Exercise text:
I feel better having a label for my feelings. It allows me to breathe, to move around in my world, to appreciate the things I do have, to find new ways of living and being, and to remember that the most important things are the people we love and care about.

I can reach out to my family and friends – through phone calls, text messages, emails, FaceTime, Zoom, cards and letters, walks while we talk, birthday cakes dropped off at front doors, and prayer. I am not powerless to let them know I’m thinking about them, and I can do something each day to stay connected.

And in time, life will be “normal” again, even if it’s different.

8 thoughts on “What Is This?

  1. “Sicknes, rightly received,” he wrote,”gives us the opportunity to withdraw from the world of “things” and into ourselves.” He went on to say that he didn’t know of anyone who had arrived at a certain point of deeper and compassionate understanding, or words to that effect, without having undergone some prolonged period of physical sickness.

    He then recounted his own sicknesses as a child and out of it, how he had nonetheless grown into a hearty man. “Not a Charles Atlas, but I function.”

    There was more – the substance of which I recall but can’t adquately paraphrase. It had to do with using such times as opportunity for spiritual retreat and growth.

    He finished with the admonition, “But one must never let his spirit get sick. Keep getting up – always with an indomitable spirit, and I promise you, your body will take its cue from your spirit and grow much stronger.”

    That was in a letter to me from your father, of course, a later sequil to his weekly letters, some written in longhand for several pages, that sustained me in his absence through my growing-up years. Looking back I think those letters helped sustain him as well. The wellspring of love from which they were written was deep and spilled into mine at the same level.

    At the time I was in my late teens or barely twenty and dealing with a medical condition that had knocked me off my pins. Since then and through the medical wars that followed I have grown to welcome that side of them: a time for spiritual retreat and inner growth. I greeted this pandemic shutdown in the same way, much of it thinking of Paul and his legacy within me.

    Through your physical struggles you have, in your own way, done the same thing: You have risen up with an indomitable spirit and brought life and joy to those around you. In this “down time,” I’m sure, you’ve seen spiritual growth as well. The piece (y)our father imparted to me in written form is to consciously lean into it – further, deeper, and let the Holy Spirit find you there – you know, by faith, that He will.

    – Chuck


    1. Chuck — I do believe you got more personal correspondence from my dad than anyone besides his mother. His letters to you are a testament to his deep regard for you. Thank you for the kind words and for the encouragement. Onward and upward!


  2. I feel the grief. I try to stay in the moment (my children help me) and appreciate all the good. I love your line that “life will be ‘normal’ again, even if it’s different.” There is HOPE.


  3. I feel the grief. I try to stay in the moment (my children help me) and appreciate all the good in my life. I love your line that “life will be ‘normal’ again, even if it’s different.” There is HOPE.


  4. Great reflection, Pauline. Maybe it’s “Good Grief,” as Peppermint Patty used to say to Charlie Brown. Good in that we do have people & routines and can care for the loss of intimacy and proximity with those matters. Maybe that’s, as you say, what motivates us to reach out in new ways and to give thanks. Thank you for your great meditation and words of encouragement! Keep up the good work!

Source information:
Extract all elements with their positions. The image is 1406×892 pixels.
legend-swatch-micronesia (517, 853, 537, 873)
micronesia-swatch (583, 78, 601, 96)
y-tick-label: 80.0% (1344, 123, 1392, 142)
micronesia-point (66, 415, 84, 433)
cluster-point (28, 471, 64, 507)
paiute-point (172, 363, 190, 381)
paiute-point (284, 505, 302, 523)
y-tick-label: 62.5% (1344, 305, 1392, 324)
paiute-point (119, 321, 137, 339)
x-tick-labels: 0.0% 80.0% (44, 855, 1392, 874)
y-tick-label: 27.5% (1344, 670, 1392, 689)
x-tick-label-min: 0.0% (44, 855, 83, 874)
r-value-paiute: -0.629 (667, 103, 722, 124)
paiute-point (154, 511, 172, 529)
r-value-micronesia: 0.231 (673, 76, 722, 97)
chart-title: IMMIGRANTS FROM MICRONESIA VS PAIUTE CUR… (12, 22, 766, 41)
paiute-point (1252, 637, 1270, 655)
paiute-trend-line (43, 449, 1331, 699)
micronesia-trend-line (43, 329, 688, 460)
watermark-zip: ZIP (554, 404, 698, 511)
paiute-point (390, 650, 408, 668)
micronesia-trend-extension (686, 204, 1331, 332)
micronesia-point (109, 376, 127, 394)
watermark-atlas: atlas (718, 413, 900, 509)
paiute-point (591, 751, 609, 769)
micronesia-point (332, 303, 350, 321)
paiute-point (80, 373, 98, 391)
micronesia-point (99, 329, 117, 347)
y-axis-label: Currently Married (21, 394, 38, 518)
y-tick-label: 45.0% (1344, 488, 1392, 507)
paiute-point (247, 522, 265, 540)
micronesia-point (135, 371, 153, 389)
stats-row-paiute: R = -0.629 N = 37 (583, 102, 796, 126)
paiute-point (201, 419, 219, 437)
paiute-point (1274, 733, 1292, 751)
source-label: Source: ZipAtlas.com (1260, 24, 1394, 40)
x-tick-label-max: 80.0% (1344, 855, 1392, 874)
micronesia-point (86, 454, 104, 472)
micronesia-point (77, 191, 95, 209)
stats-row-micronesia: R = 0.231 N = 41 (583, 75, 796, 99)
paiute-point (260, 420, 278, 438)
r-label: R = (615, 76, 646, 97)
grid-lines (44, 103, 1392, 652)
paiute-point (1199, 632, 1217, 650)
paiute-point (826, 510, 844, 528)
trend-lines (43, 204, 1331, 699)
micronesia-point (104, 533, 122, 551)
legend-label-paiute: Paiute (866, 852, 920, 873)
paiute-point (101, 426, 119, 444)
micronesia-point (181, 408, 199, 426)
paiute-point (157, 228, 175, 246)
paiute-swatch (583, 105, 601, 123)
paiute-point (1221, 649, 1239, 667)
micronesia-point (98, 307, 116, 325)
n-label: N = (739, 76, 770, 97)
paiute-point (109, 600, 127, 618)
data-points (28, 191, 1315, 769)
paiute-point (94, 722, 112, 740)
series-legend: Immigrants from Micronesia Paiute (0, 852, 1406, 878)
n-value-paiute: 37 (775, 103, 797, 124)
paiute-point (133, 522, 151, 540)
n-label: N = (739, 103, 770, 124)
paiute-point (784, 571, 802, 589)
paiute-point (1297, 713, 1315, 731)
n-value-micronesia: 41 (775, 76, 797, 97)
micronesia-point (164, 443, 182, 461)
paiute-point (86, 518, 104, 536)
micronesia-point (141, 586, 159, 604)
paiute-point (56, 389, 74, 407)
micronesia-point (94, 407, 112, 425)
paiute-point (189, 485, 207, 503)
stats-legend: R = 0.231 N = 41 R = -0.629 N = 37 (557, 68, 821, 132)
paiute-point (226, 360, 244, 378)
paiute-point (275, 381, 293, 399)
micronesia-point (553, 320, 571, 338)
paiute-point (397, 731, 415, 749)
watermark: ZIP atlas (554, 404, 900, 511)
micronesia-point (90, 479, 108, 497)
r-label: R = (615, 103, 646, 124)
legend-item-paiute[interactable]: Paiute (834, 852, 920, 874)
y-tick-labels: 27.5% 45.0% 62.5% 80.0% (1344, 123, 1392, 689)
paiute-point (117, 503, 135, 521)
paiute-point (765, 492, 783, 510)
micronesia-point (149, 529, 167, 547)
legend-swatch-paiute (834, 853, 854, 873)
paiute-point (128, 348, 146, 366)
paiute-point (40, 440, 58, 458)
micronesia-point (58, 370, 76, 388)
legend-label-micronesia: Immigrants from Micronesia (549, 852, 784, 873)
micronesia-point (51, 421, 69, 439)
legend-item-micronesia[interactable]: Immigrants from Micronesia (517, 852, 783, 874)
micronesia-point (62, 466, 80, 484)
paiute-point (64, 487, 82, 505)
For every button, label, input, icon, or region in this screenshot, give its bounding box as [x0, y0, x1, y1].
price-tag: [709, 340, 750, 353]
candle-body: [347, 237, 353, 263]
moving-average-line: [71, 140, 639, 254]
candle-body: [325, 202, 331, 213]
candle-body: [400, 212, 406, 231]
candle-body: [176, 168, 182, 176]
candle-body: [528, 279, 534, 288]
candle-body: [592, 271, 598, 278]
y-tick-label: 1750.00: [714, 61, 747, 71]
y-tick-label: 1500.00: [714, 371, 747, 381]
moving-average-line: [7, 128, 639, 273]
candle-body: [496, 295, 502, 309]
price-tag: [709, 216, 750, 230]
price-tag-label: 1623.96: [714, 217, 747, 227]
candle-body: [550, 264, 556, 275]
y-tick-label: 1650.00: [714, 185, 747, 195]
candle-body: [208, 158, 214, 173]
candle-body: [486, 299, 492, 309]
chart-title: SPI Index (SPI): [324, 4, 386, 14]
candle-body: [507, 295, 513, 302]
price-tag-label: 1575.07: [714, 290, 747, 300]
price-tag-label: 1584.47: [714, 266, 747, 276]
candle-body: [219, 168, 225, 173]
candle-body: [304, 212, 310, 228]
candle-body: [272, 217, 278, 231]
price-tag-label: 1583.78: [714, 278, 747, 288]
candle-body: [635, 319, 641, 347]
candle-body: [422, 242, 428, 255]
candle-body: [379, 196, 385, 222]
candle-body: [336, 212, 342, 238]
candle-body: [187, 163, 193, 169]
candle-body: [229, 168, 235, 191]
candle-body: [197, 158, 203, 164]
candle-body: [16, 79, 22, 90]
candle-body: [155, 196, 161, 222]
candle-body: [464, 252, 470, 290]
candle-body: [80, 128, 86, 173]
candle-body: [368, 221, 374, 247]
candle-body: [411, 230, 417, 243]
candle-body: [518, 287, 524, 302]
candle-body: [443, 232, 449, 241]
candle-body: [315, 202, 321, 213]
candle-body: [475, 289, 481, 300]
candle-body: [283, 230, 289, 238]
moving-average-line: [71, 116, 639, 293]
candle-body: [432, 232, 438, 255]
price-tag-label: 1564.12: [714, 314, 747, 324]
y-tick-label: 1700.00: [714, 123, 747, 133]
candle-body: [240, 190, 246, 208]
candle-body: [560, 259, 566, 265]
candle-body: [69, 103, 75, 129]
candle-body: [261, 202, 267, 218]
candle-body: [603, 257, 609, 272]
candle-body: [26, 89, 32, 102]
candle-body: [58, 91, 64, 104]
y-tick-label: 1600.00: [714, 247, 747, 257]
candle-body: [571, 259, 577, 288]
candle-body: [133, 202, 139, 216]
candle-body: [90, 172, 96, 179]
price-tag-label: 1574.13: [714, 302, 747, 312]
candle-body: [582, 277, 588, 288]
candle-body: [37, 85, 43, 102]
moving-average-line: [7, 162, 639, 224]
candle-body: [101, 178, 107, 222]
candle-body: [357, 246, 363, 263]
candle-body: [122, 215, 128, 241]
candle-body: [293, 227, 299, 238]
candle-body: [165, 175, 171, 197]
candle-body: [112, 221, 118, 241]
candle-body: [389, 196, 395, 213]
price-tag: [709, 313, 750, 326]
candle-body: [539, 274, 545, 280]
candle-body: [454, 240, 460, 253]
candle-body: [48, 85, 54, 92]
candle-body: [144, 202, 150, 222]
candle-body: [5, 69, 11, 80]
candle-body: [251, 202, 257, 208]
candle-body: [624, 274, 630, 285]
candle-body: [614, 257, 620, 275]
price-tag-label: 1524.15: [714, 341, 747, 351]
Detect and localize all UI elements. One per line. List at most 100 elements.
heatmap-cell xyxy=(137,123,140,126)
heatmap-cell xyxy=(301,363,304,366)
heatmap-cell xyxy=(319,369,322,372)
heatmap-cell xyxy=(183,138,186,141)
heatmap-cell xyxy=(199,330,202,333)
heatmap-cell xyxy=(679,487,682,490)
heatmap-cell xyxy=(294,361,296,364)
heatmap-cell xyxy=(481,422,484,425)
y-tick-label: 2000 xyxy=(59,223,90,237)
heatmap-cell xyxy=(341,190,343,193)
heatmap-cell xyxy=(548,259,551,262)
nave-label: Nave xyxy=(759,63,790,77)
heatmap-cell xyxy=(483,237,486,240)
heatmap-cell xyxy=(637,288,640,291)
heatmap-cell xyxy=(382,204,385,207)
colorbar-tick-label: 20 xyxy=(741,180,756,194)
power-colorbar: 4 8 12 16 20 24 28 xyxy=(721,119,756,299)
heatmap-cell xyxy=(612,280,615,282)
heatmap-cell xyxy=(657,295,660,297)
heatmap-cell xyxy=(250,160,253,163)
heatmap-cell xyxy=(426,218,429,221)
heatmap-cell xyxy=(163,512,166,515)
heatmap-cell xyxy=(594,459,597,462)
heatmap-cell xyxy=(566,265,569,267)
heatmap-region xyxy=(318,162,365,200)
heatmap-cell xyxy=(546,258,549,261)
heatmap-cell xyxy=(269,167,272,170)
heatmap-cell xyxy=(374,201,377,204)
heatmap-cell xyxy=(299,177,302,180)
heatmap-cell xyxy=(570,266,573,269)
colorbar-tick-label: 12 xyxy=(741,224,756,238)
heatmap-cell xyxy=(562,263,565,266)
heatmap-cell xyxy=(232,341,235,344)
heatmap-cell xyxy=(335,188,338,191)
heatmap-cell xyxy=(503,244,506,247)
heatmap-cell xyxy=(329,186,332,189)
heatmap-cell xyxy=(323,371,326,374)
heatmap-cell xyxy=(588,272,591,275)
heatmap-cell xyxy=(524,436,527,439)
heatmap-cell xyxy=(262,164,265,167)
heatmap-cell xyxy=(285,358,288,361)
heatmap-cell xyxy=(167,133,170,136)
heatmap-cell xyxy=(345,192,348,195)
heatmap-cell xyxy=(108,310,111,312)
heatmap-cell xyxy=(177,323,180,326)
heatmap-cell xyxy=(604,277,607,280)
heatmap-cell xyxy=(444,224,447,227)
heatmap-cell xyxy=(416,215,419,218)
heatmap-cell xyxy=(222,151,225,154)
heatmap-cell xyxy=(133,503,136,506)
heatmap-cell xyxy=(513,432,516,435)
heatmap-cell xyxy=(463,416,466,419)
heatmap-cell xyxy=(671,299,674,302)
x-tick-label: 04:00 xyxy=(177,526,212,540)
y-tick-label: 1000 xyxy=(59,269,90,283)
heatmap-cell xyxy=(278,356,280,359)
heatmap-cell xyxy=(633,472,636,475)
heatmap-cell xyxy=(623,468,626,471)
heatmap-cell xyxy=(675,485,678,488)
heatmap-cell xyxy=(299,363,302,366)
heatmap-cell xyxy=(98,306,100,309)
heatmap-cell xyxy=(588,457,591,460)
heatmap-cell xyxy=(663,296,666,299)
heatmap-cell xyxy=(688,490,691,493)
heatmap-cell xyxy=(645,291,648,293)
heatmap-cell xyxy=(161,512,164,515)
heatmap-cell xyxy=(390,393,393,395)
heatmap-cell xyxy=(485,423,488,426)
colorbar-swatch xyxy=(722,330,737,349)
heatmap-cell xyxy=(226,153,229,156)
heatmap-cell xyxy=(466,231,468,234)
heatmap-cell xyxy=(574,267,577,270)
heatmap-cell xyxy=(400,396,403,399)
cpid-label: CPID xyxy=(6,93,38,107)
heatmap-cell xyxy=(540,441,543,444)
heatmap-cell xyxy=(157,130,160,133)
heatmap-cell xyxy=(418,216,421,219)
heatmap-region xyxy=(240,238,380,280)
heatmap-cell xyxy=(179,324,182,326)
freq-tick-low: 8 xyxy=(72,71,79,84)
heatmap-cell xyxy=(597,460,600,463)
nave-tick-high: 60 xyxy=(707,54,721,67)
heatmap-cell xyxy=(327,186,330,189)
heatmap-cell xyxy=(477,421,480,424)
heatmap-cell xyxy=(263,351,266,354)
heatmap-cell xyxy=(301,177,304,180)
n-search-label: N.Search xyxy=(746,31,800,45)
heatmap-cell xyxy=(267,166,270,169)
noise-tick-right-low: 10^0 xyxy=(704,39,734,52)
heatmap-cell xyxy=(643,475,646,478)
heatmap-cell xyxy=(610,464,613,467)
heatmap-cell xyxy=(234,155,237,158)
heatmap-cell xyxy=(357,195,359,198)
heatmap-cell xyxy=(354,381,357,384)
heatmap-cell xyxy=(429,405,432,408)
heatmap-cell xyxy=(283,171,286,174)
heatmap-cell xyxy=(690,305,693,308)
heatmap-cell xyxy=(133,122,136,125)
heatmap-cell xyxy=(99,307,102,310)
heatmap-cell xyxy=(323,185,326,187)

Task goal:
Answer these questions from the pandemic reflection and its comments.
(a) What does the reflection call the most important things?
(b) How old does Chuck say he was when dealing with the medical condition that had knocked him off his pins?
(c) According to the fourth comment, to whom did Peppermint Patty use to say "Good Grief"?

Output for this task:
(a) The people we love and care about.
(b) In his late teens or barely twenty.
(c) Charlie Brown.